[Begin]

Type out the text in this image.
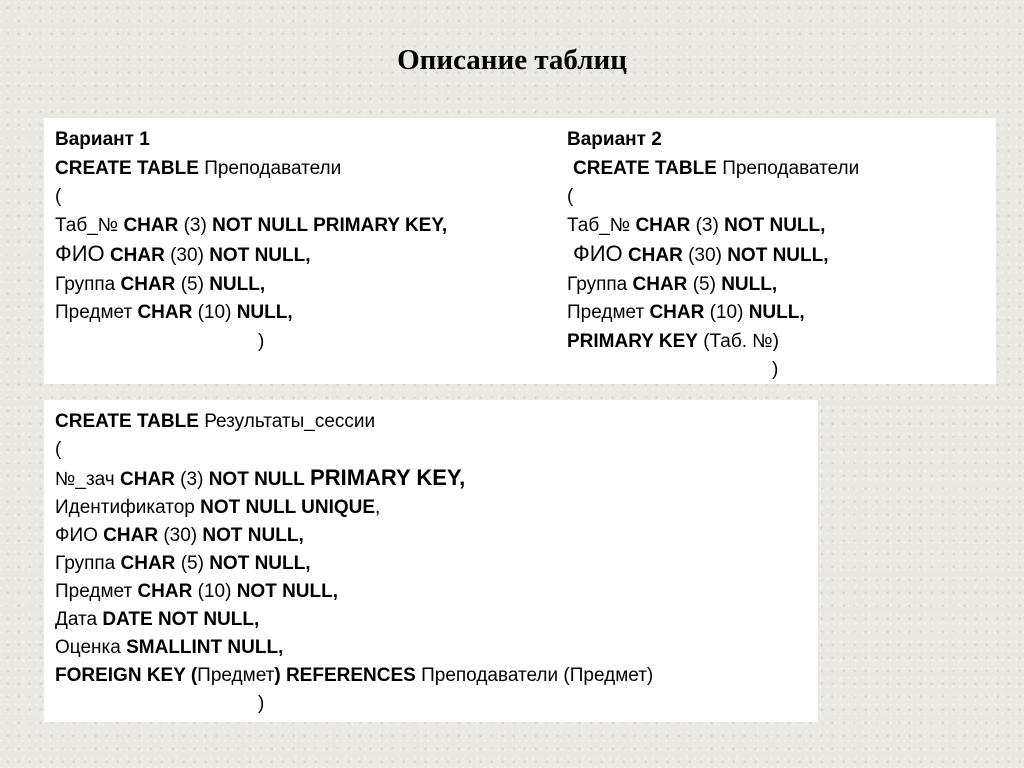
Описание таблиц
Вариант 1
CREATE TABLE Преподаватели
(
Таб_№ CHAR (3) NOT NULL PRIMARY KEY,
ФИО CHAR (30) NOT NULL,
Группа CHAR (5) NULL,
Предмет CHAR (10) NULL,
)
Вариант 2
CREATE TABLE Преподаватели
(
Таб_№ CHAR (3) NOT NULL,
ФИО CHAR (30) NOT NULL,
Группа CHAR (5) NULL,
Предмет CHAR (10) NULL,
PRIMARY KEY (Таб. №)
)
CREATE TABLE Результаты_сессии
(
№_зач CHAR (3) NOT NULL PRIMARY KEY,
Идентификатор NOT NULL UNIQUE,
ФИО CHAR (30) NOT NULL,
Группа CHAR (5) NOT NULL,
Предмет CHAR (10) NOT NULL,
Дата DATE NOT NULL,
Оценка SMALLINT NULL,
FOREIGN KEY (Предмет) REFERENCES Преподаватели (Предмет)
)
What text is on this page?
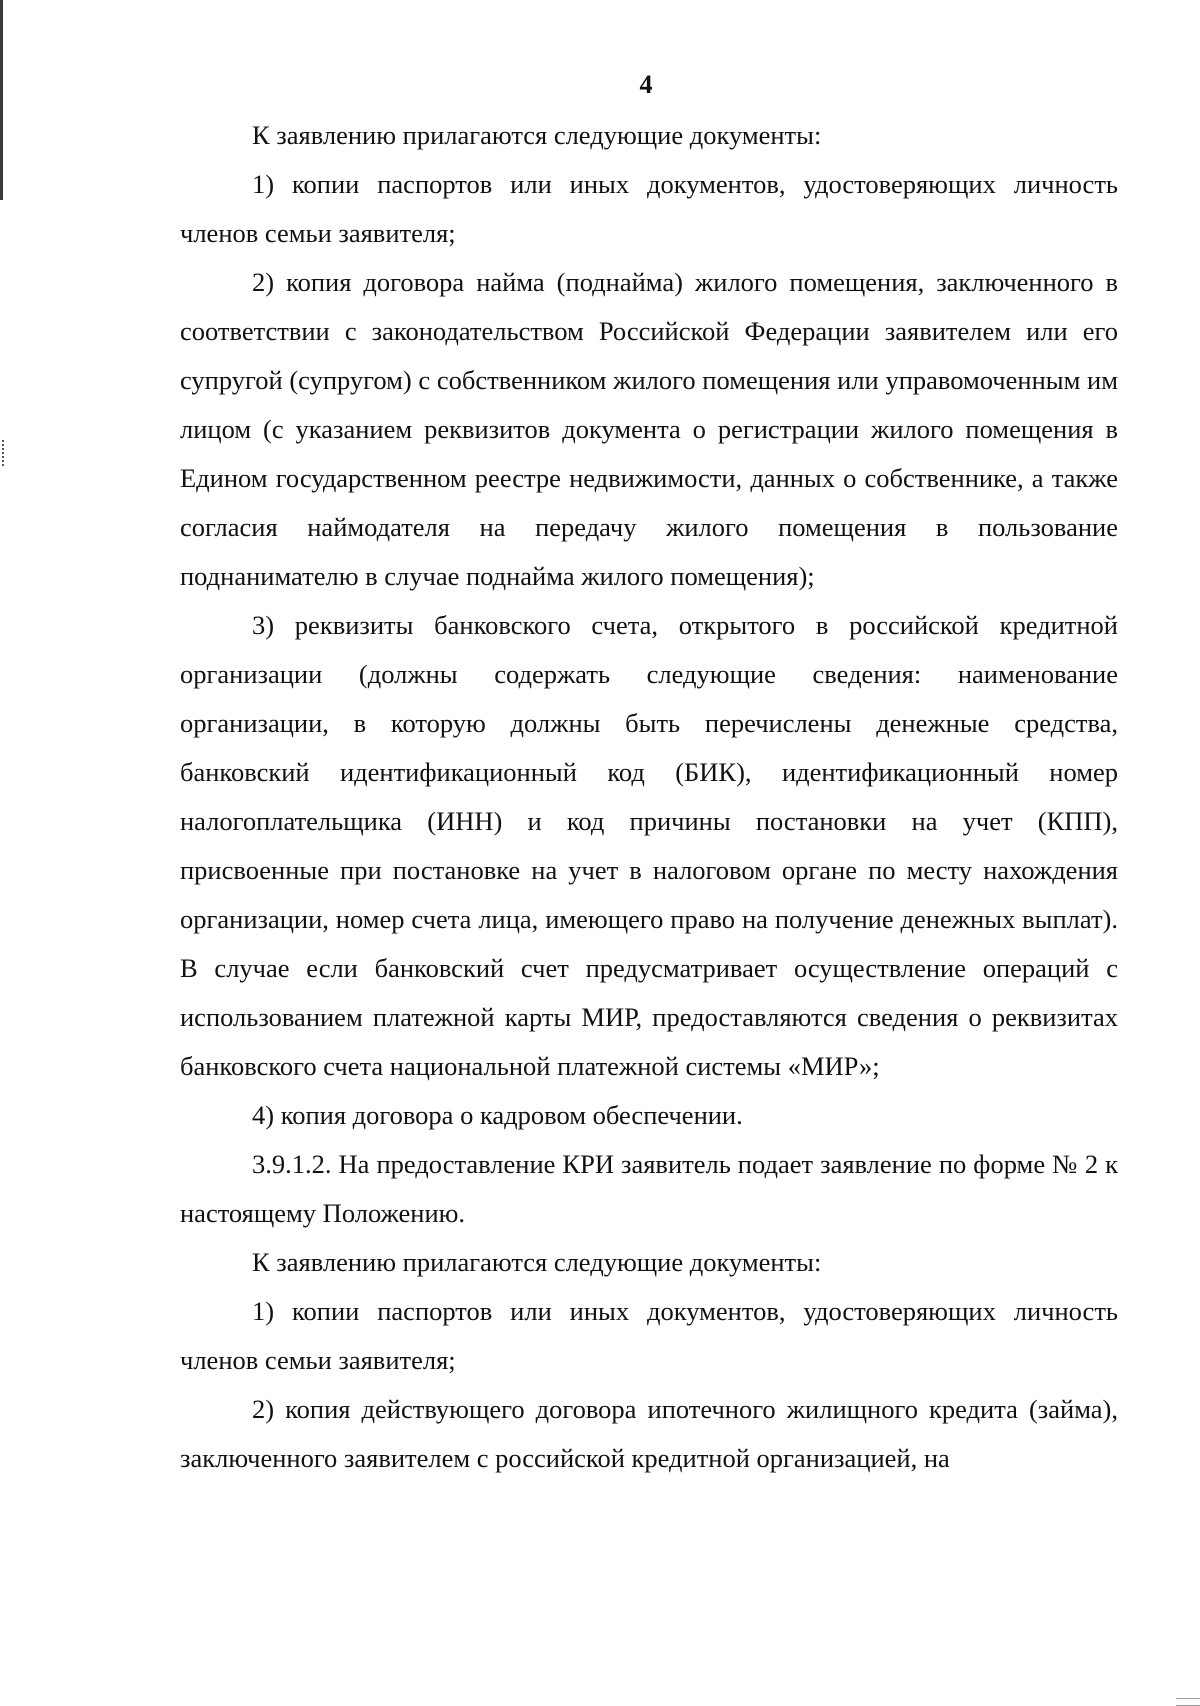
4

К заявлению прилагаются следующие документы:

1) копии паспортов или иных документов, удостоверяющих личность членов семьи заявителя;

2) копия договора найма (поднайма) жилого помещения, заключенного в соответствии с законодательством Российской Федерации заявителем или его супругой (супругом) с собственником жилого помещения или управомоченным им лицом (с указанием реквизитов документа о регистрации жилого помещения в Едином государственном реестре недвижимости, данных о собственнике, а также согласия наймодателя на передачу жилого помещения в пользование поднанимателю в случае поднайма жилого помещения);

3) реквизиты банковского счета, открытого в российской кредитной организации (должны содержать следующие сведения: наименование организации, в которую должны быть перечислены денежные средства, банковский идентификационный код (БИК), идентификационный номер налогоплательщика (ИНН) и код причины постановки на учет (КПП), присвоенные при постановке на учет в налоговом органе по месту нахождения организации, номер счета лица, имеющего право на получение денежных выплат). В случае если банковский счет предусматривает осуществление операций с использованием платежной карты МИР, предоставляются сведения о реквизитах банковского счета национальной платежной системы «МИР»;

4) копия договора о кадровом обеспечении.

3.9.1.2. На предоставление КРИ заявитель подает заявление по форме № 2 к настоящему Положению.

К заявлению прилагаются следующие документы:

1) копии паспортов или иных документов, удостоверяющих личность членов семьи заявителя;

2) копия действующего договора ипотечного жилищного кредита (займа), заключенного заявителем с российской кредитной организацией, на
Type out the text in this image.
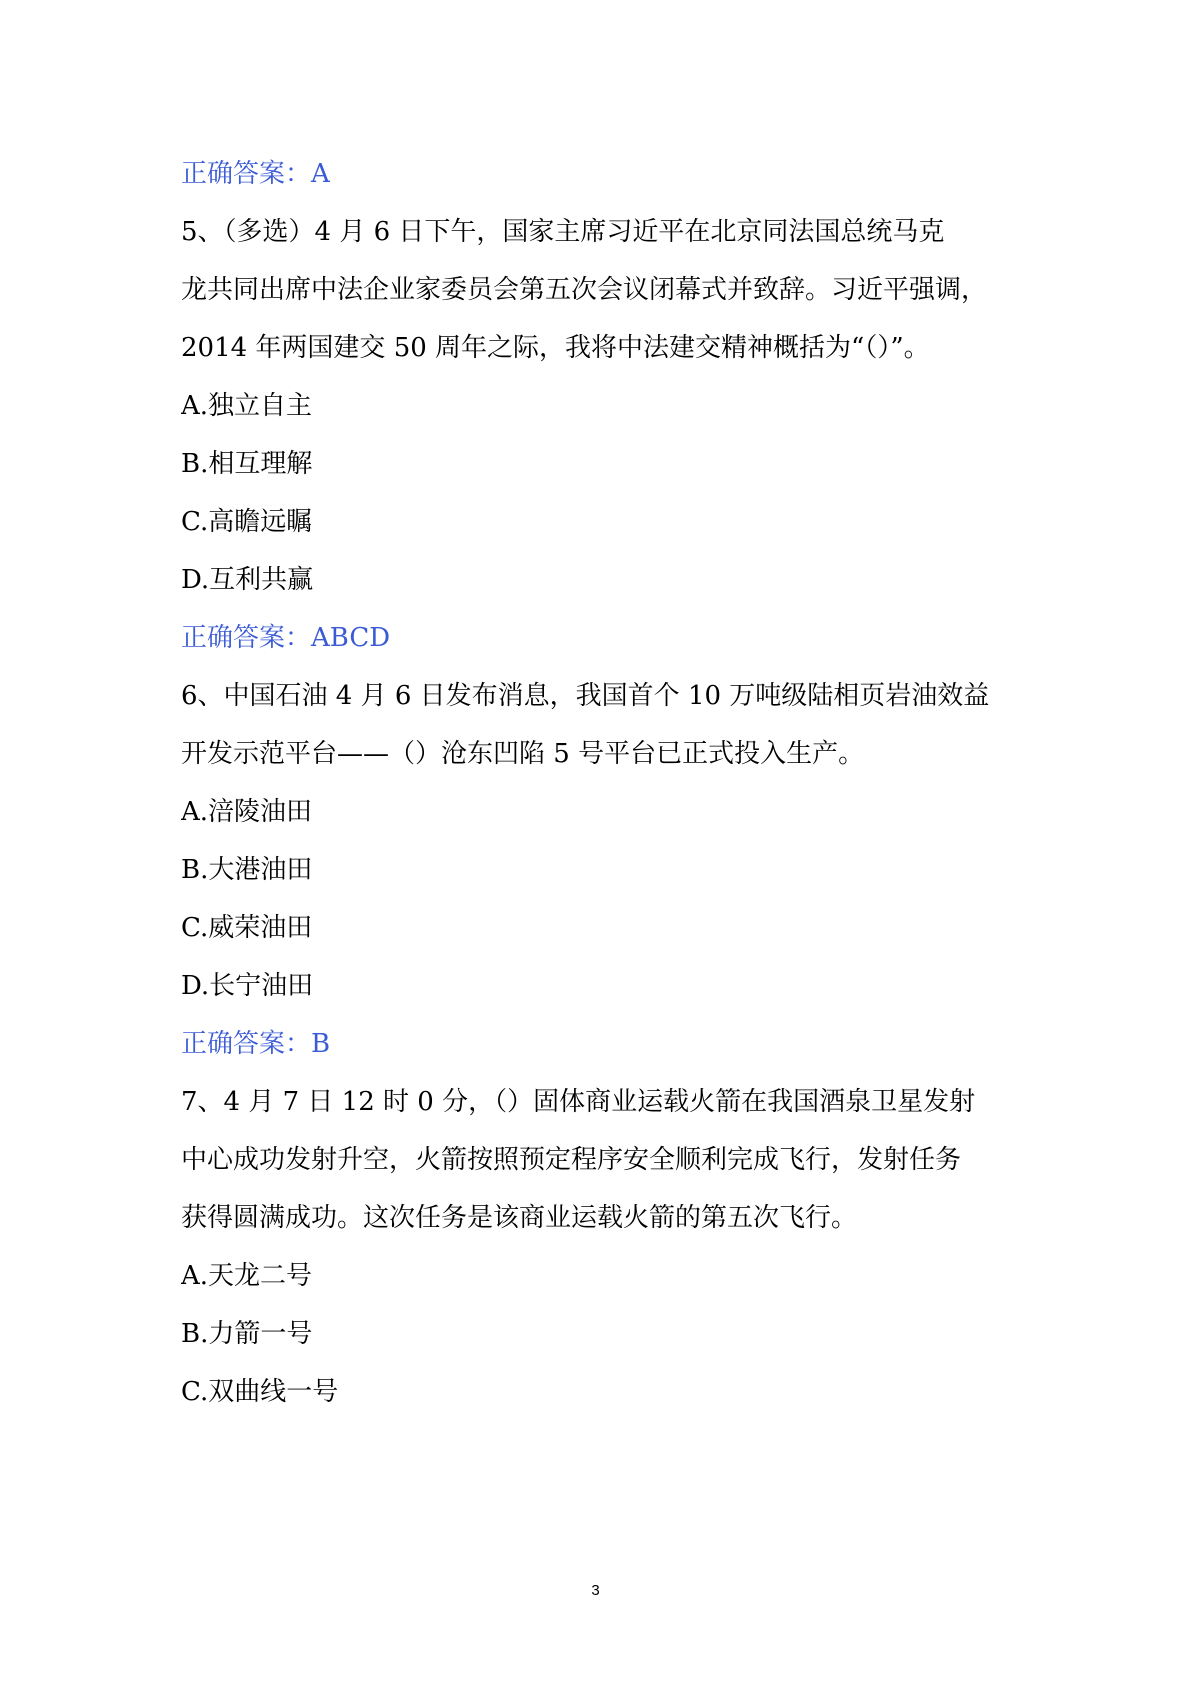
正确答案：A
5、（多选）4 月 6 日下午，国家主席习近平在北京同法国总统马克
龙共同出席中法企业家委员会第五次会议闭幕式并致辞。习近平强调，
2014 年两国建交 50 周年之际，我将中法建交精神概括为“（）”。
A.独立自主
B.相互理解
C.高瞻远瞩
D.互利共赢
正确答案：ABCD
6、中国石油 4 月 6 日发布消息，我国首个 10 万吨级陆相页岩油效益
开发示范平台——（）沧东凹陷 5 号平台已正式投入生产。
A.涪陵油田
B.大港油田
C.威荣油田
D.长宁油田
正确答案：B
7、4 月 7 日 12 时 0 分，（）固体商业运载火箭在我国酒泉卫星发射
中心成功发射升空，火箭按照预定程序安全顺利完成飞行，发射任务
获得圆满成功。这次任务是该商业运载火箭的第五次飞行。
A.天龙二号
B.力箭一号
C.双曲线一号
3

[End]

▶ **OBJECTIVE**:
Each entry above should be reproduced exactly, with the pictures removed.

▶ **TASK ANSWER**:
Type out the text in this image.
Описание таблиц
Вариант 1
CREATE TABLE Преподаватели
(
Таб_№ CHAR (3) NOT NULL PRIMARY KEY,
ФИО CHAR (30) NOT NULL,
Группа CHAR (5) NULL,
Предмет CHAR (10) NULL,
)
Вариант 2
CREATE TABLE Преподаватели
(
Таб_№ CHAR (3) NOT NULL,
ФИО CHAR (30) NOT NULL,
Группа CHAR (5) NULL,
Предмет CHAR (10) NULL,
PRIMARY KEY (Таб. №)
)
CREATE TABLE Результаты_сессии
(
№_зач CHAR (3) NOT NULL PRIMARY KEY,
Идентификатор NOT NULL UNIQUE,
ФИО CHAR (30) NOT NULL,
Группа CHAR (5) NOT NULL,
Предмет CHAR (10) NOT NULL,
Дата DATE NOT NULL,
Оценка SMALLINT NULL,
FOREIGN KEY (Предмет) REFERENCES Преподаватели (Предмет)
)
What text is on this page?
4

К заявлению прилагаются следующие документы:

1) копии паспортов или иных документов, удостоверяющих личность членов семьи заявителя;

2) копия договора найма (поднайма) жилого помещения, заключенного в соответствии с законодательством Российской Федерации заявителем или его супругой (супругом) с собственником жилого помещения или управомоченным им лицом (с указанием реквизитов документа о регистрации жилого помещения в Едином государственном реестре недвижимости, данных о собственнике, а также согласия наймодателя на передачу жилого помещения в пользование поднанимателю в случае поднайма жилого помещения);

3) реквизиты банковского счета, открытого в российской кредитной организации (должны содержать следующие сведения: наименование организации, в которую должны быть перечислены денежные средства, банковский идентификационный код (БИК), идентификационный номер налогоплательщика (ИНН) и код причины постановки на учет (КПП), присвоенные при постановке на учет в налоговом органе по месту нахождения организации, номер счета лица, имеющего право на получение денежных выплат). В случае если банковский счет предусматривает осуществление операций с использованием платежной карты МИР, предоставляются сведения о реквизитах банковского счета национальной платежной системы «МИР»;

4) копия договора о кадровом обеспечении.

3.9.1.2. На предоставление КРИ заявитель подает заявление по форме № 2 к настоящему Положению.

К заявлению прилагаются следующие документы:

1) копии паспортов или иных документов, удостоверяющих личность членов семьи заявителя;

2) копия действующего договора ипотечного жилищного кредита (займа), заключенного заявителем с российской кредитной организацией, на
Type out the text in this image.
正确答案：A
5、（多选）4 月 6 日下午，国家主席习近平在北京同法国总统马克
龙共同出席中法企业家委员会第五次会议闭幕式并致辞。习近平强调，
2014 年两国建交 50 周年之际，我将中法建交精神概括为“（）”。
A.独立自主
B.相互理解
C.高瞻远瞩
D.互利共赢
正确答案：ABCD
6、中国石油 4 月 6 日发布消息，我国首个 10 万吨级陆相页岩油效益
开发示范平台——（）沧东凹陷 5 号平台已正式投入生产。
A.涪陵油田
B.大港油田
C.威荣油田
D.长宁油田
正确答案：B
7、4 月 7 日 12 时 0 分，（）固体商业运载火箭在我国酒泉卫星发射
中心成功发射升空，火箭按照预定程序安全顺利完成飞行，发射任务
获得圆满成功。这次任务是该商业运载火箭的第五次飞行。
A.天龙二号
B.力箭一号
C.双曲线一号
3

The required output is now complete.